§ What you should do: Count every line of these entries that holds the word "icon", and reply with the number only.

§ The records:
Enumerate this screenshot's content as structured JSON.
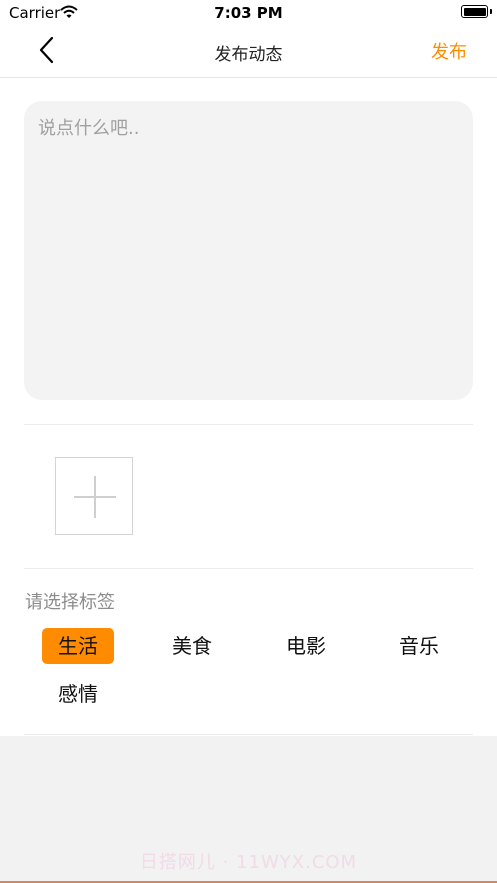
{
  "status_bar": {
    "carrier": "Carrier",
    "time": "7:03 PM",
    "battery_level": 1.0
  },
  "nav": {
    "title": "发布动态",
    "publish_label": "发布",
    "back_icon": "chevron-left-icon"
  },
  "post": {
    "placeholder": "说点什么吧..",
    "value": ""
  },
  "photo": {
    "add_icon": "plus-icon"
  },
  "tags": {
    "prompt": "请选择标签",
    "items": [
      {
        "label": "生活",
        "selected": true
      },
      {
        "label": "美食",
        "selected": false
      },
      {
        "label": "电影",
        "selected": false
      },
      {
        "label": "音乐",
        "selected": false
      },
      {
        "label": "感情",
        "selected": false
      }
    ]
  },
  "watermark": "日搭网儿 · 11WYX.COM",
  "colors": {
    "accent": "#ff8c00",
    "input_bg": "#f3f3f3",
    "background_gray": "#f2f2f2"
  }
}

§ Result for this exercise: 2